# Required task
Determine which lines contain the word "disposed", then copy those lines.

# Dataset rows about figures
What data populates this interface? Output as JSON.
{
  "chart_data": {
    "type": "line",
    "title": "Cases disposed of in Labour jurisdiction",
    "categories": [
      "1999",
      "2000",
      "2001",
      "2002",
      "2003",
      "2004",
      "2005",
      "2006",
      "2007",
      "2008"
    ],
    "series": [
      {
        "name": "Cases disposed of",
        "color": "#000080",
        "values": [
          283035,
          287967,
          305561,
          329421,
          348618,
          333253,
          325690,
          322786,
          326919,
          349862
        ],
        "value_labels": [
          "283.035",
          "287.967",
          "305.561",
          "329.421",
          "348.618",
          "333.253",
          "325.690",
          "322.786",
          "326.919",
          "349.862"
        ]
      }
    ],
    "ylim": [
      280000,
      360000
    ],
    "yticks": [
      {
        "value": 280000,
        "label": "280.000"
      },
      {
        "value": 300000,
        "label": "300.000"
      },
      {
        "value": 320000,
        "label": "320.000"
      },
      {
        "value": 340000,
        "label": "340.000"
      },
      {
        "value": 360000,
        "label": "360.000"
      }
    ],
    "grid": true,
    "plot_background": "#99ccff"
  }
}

# Result below
    "title": "Cases disposed of in Labour jurisdiction",
        "name": "Cases disposed of",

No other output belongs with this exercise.